* [Written exercise]: Set down the whole listing verbatim.

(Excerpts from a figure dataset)
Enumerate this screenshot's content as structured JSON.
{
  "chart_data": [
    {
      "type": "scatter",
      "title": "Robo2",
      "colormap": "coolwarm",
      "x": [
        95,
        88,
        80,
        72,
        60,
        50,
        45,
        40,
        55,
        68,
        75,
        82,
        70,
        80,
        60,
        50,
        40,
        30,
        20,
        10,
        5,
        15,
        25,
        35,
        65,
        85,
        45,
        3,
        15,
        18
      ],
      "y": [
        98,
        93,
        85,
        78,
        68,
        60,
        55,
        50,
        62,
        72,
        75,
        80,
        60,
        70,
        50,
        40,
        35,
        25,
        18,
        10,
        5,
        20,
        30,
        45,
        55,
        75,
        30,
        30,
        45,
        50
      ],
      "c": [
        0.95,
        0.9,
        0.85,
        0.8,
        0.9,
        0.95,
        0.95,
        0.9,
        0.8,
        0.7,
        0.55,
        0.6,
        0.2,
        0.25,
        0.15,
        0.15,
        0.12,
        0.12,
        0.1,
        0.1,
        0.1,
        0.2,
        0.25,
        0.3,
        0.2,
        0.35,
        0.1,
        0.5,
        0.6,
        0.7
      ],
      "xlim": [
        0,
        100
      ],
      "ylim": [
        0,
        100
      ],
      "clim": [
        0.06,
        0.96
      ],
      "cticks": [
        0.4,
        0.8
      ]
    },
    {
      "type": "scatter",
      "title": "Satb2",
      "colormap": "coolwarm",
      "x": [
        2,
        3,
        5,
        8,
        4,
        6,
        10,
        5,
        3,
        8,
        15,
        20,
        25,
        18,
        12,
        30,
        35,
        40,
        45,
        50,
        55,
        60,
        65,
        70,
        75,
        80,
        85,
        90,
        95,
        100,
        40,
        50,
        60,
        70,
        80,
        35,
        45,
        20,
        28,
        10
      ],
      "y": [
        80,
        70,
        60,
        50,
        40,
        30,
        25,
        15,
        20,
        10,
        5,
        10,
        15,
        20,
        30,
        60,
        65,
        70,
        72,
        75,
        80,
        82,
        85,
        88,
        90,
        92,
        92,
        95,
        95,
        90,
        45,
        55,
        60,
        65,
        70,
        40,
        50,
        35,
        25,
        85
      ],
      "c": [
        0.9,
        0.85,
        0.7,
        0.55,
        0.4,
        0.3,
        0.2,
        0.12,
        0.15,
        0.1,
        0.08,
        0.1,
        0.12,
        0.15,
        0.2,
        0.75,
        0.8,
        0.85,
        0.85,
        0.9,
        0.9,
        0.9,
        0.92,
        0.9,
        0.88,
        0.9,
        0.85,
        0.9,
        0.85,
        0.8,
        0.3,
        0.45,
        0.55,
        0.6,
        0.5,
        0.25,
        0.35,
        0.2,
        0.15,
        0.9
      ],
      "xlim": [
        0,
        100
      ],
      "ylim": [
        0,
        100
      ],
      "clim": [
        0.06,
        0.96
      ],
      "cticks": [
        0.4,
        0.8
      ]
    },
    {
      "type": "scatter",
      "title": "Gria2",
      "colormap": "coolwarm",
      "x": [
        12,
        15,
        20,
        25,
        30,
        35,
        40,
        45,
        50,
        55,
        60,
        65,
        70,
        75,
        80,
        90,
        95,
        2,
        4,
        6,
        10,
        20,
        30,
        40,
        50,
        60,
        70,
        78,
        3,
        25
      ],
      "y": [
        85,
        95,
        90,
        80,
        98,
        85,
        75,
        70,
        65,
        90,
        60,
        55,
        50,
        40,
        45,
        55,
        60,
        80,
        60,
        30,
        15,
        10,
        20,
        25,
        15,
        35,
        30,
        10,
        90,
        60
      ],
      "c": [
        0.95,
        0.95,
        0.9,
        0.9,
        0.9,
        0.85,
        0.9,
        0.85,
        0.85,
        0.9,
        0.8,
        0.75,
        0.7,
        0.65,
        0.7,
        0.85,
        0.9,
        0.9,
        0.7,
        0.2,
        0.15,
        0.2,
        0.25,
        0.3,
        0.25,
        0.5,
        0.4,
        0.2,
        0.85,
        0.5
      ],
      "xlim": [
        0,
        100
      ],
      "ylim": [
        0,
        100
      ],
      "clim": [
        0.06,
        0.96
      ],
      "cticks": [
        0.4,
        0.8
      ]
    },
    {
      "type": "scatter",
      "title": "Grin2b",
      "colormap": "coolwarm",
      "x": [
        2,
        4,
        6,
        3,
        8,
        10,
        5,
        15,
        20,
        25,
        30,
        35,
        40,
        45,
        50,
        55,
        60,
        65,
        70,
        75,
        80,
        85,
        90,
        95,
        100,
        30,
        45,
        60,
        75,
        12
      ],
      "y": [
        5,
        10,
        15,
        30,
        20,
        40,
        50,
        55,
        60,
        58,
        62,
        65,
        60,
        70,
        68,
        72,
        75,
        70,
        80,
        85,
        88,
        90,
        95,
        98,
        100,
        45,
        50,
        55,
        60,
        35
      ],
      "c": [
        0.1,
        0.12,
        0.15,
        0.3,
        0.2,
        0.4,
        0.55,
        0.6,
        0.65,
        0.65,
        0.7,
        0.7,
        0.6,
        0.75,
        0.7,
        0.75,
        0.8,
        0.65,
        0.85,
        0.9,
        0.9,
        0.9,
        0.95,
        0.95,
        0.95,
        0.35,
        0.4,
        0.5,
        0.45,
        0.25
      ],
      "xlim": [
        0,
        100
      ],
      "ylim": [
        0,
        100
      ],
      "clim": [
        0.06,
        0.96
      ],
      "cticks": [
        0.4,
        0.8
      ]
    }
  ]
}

* [Result of the task]:
Enumerate this screenshot's content as structured JSON.
{
  "chart_data": [
    {
      "type": "scatter",
      "title": "Robo2",
      "colormap": "coolwarm",
      "x": [
        95,
        88,
        80,
        72,
        60,
        50,
        45,
        40,
        55,
        68,
        75,
        82,
        70,
        80,
        60,
        50,
        40,
        30,
        20,
        10,
        5,
        15,
        25,
        35,
        65,
        85,
        45,
        3,
        15,
        18
      ],
      "y": [
        98,
        93,
        85,
        78,
        68,
        60,
        55,
        50,
        62,
        72,
        75,
        80,
        60,
        70,
        50,
        40,
        35,
        25,
        18,
        10,
        5,
        20,
        30,
        45,
        55,
        75,
        30,
        30,
        45,
        50
      ],
      "c": [
        0.95,
        0.9,
        0.85,
        0.8,
        0.9,
        0.95,
        0.95,
        0.9,
        0.8,
        0.7,
        0.55,
        0.6,
        0.2,
        0.25,
        0.15,
        0.15,
        0.12,
        0.12,
        0.1,
        0.1,
        0.1,
        0.2,
        0.25,
        0.3,
        0.2,
        0.35,
        0.1,
        0.5,
        0.6,
        0.7
      ],
      "xlim": [
        0,
        100
      ],
      "ylim": [
        0,
        100
      ],
      "clim": [
        0.06,
        0.96
      ],
      "cticks": [
        0.4,
        0.8
      ]
    },
    {
      "type": "scatter",
      "title": "Satb2",
      "colormap": "coolwarm",
      "x": [
        2,
        3,
        5,
        8,
        4,
        6,
        10,
        5,
        3,
        8,
        15,
        20,
        25,
        18,
        12,
        30,
        35,
        40,
        45,
        50,
        55,
        60,
        65,
        70,
        75,
        80,
        85,
        90,
        95,
        100,
        40,
        50,
        60,
        70,
        80,
        35,
        45,
        20,
        28,
        10
      ],
      "y": [
        80,
        70,
        60,
        50,
        40,
        30,
        25,
        15,
        20,
        10,
        5,
        10,
        15,
        20,
        30,
        60,
        65,
        70,
        72,
        75,
        80,
        82,
        85,
        88,
        90,
        92,
        92,
        95,
        95,
        90,
        45,
        55,
        60,
        65,
        70,
        40,
        50,
        35,
        25,
        85
      ],
      "c": [
        0.9,
        0.85,
        0.7,
        0.55,
        0.4,
        0.3,
        0.2,
        0.12,
        0.15,
        0.1,
        0.08,
        0.1,
        0.12,
        0.15,
        0.2,
        0.75,
        0.8,
        0.85,
        0.85,
        0.9,
        0.9,
        0.9,
        0.92,
        0.9,
        0.88,
        0.9,
        0.85,
        0.9,
        0.85,
        0.8,
        0.3,
        0.45,
        0.55,
        0.6,
        0.5,
        0.25,
        0.35,
        0.2,
        0.15,
        0.9
      ],
      "xlim": [
        0,
        100
      ],
      "ylim": [
        0,
        100
      ],
      "clim": [
        0.06,
        0.96
      ],
      "cticks": [
        0.4,
        0.8
      ]
    },
    {
      "type": "scatter",
      "title": "Gria2",
      "colormap": "coolwarm",
      "x": [
        12,
        15,
        20,
        25,
        30,
        35,
        40,
        45,
        50,
        55,
        60,
        65,
        70,
        75,
        80,
        90,
        95,
        2,
        4,
        6,
        10,
        20,
        30,
        40,
        50,
        60,
        70,
        78,
        3,
        25
      ],
      "y": [
        85,
        95,
        90,
        80,
        98,
        85,
        75,
        70,
        65,
        90,
        60,
        55,
        50,
        40,
        45,
        55,
        60,
        80,
        60,
        30,
        15,
        10,
        20,
        25,
        15,
        35,
        30,
        10,
        90,
        60
      ],
      "c": [
        0.95,
        0.95,
        0.9,
        0.9,
        0.9,
        0.85,
        0.9,
        0.85,
        0.85,
        0.9,
        0.8,
        0.75,
        0.7,
        0.65,
        0.7,
        0.85,
        0.9,
        0.9,
        0.7,
        0.2,
        0.15,
        0.2,
        0.25,
        0.3,
        0.25,
        0.5,
        0.4,
        0.2,
        0.85,
        0.5
      ],
      "xlim": [
        0,
        100
      ],
      "ylim": [
        0,
        100
      ],
      "clim": [
        0.06,
        0.96
      ],
      "cticks": [
        0.4,
        0.8
      ]
    },
    {
      "type": "scatter",
      "title": "Grin2b",
      "colormap": "coolwarm",
      "x": [
        2,
        4,
        6,
        3,
        8,
        10,
        5,
        15,
        20,
        25,
        30,
        35,
        40,
        45,
        50,
        55,
        60,
        65,
        70,
        75,
        80,
        85,
        90,
        95,
        100,
        30,
        45,
        60,
        75,
        12
      ],
      "y": [
        5,
        10,
        15,
        30,
        20,
        40,
        50,
        55,
        60,
        58,
        62,
        65,
        60,
        70,
        68,
        72,
        75,
        70,
        80,
        85,
        88,
        90,
        95,
        98,
        100,
        45,
        50,
        55,
        60,
        35
      ],
      "c": [
        0.1,
        0.12,
        0.15,
        0.3,
        0.2,
        0.4,
        0.55,
        0.6,
        0.65,
        0.65,
        0.7,
        0.7,
        0.6,
        0.75,
        0.7,
        0.75,
        0.8,
        0.65,
        0.85,
        0.9,
        0.9,
        0.9,
        0.95,
        0.95,
        0.95,
        0.35,
        0.4,
        0.5,
        0.45,
        0.25
      ],
      "xlim": [
        0,
        100
      ],
      "ylim": [
        0,
        100
      ],
      "clim": [
        0.06,
        0.96
      ],
      "cticks": [
        0.4,
        0.8
      ]
    }
  ]
}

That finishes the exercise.